## begin Data shown

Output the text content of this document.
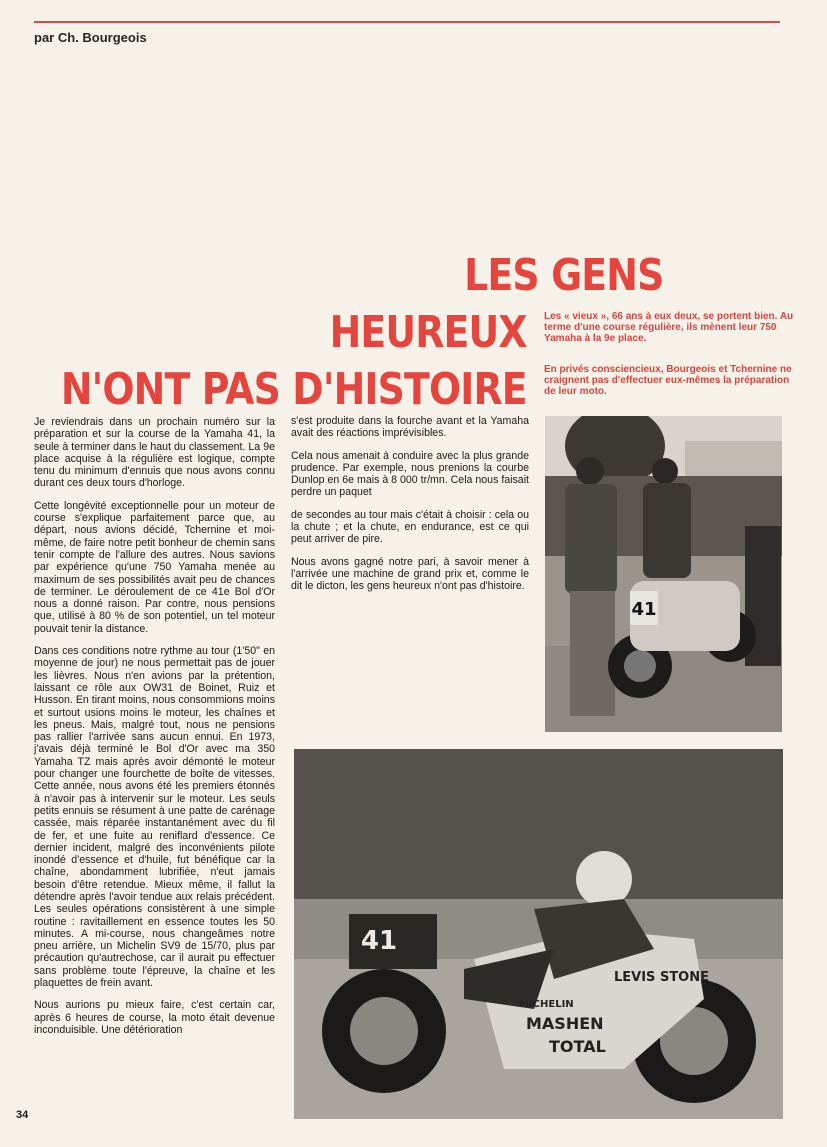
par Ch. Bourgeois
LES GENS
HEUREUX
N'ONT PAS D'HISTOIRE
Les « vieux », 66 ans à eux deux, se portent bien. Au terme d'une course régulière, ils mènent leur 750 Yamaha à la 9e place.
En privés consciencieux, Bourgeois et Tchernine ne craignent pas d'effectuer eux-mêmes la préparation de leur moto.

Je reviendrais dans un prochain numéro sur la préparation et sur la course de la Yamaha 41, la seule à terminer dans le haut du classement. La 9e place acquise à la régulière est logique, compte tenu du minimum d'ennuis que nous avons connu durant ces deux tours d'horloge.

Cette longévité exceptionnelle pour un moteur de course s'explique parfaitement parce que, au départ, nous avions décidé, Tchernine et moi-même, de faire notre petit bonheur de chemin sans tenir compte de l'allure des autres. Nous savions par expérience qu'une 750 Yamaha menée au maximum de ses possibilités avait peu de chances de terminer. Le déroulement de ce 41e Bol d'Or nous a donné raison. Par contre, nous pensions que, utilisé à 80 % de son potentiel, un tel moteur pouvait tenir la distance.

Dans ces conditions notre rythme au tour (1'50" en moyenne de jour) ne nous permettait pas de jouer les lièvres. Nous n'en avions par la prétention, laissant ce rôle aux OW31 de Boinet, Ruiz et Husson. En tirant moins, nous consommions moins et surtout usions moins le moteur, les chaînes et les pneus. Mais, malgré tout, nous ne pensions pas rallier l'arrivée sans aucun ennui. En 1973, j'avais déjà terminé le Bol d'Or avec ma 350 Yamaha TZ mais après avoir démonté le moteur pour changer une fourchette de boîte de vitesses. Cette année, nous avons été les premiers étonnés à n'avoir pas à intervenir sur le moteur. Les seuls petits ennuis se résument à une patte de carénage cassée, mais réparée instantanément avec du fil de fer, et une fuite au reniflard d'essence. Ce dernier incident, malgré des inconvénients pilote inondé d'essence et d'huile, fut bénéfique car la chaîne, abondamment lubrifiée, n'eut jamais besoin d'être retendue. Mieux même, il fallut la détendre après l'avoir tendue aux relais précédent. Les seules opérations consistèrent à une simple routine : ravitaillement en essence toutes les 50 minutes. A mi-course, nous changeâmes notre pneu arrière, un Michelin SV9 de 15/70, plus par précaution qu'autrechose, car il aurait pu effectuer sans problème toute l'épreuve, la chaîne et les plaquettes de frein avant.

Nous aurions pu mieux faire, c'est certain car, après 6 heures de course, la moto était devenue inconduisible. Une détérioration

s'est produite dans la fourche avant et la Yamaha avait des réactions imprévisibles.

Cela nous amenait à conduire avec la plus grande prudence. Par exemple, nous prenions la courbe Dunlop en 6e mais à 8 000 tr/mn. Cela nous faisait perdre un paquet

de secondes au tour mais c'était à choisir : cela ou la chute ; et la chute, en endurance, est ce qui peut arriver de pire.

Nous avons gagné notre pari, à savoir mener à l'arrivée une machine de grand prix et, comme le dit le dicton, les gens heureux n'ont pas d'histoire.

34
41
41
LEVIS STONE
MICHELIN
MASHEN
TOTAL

## end Data shown
## begin Data shown

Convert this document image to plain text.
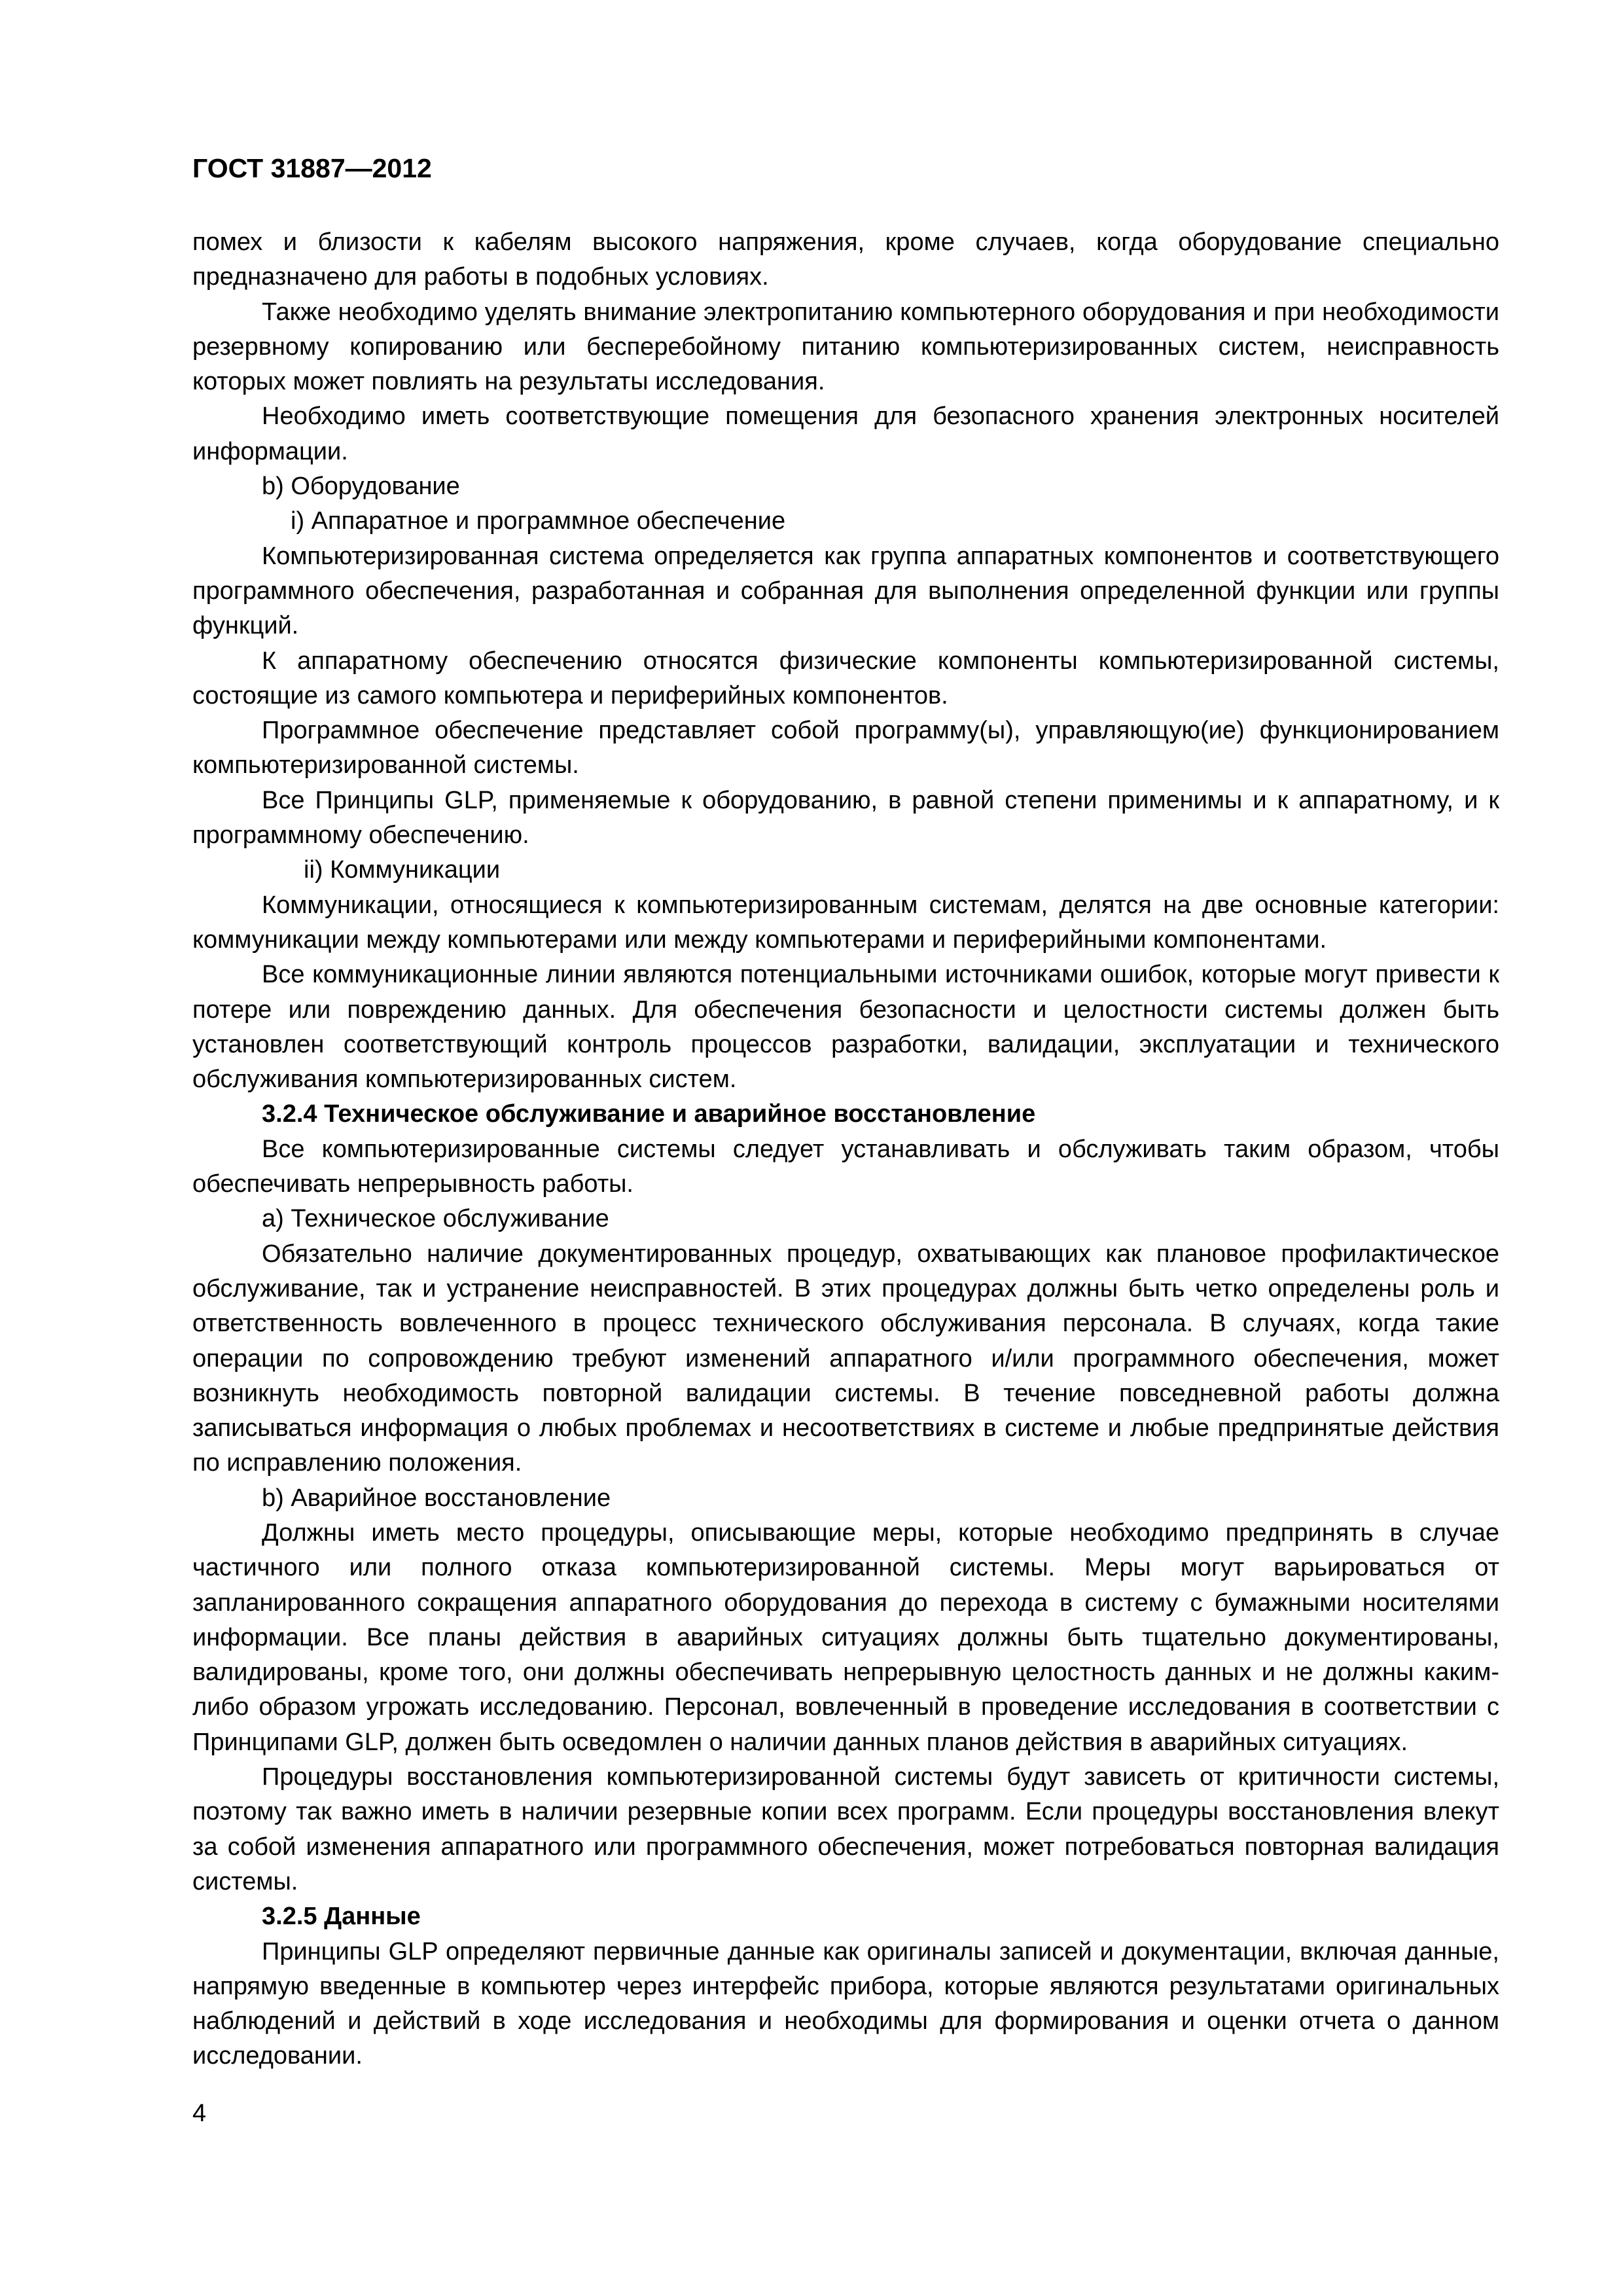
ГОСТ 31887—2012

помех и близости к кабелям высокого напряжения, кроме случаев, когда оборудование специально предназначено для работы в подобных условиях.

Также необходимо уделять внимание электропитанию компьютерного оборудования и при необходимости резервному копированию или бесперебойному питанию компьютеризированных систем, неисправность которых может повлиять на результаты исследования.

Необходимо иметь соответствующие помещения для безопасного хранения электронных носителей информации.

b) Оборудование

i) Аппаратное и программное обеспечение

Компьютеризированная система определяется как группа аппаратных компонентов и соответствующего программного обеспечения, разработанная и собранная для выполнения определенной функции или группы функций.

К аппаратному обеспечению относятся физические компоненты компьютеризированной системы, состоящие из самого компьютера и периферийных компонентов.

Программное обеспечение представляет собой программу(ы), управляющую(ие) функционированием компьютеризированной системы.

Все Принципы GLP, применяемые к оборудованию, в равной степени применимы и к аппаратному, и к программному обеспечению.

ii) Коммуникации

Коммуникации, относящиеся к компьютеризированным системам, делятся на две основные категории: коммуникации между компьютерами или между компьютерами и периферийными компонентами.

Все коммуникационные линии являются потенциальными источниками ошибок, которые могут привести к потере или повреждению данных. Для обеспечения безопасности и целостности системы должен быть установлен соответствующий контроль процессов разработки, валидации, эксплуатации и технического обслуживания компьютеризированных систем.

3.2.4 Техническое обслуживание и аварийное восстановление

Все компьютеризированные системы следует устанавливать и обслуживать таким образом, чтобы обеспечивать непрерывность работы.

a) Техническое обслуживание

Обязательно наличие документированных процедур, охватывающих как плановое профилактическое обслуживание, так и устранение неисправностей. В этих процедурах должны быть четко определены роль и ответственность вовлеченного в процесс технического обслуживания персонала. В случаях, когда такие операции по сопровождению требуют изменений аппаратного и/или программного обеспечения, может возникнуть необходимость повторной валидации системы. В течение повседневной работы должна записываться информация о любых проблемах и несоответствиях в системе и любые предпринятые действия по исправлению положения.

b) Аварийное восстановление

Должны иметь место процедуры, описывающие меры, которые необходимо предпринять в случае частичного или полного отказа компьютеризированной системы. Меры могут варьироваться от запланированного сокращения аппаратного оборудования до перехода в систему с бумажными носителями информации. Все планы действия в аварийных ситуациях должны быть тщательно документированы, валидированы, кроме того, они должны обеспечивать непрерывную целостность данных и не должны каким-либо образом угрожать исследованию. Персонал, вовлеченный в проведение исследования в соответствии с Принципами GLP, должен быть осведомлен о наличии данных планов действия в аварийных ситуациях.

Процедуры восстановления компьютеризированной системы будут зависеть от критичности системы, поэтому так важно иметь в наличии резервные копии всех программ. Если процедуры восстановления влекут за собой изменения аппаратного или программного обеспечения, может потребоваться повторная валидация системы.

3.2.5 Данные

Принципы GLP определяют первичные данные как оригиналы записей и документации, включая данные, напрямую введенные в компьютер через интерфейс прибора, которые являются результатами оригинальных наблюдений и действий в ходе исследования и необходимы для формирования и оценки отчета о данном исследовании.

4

## end Data shown

Search the data above for the string "обслуживание" and return every line that has it.

3.2.4 Техническое обслуживание и аварийное восстановление
a) Техническое обслуживание
Обязательно наличие документированных процедур, охватывающих как плановое профилактическое обслуживание, так и устранение неисправностей. В этих процедурах должны быть четко определены роль и ответственность вовлеченного в процесс технического обслуживания персонала. В случаях, когда такие операции по сопровождению требуют изменений аппаратного и/или программного обеспечения, может возникнуть необходимость повторной валидации системы. В течение повседневной работы должна записываться информация о любых проблемах и несоответствиях в системе и любые предпринятые действия по исправлению положения.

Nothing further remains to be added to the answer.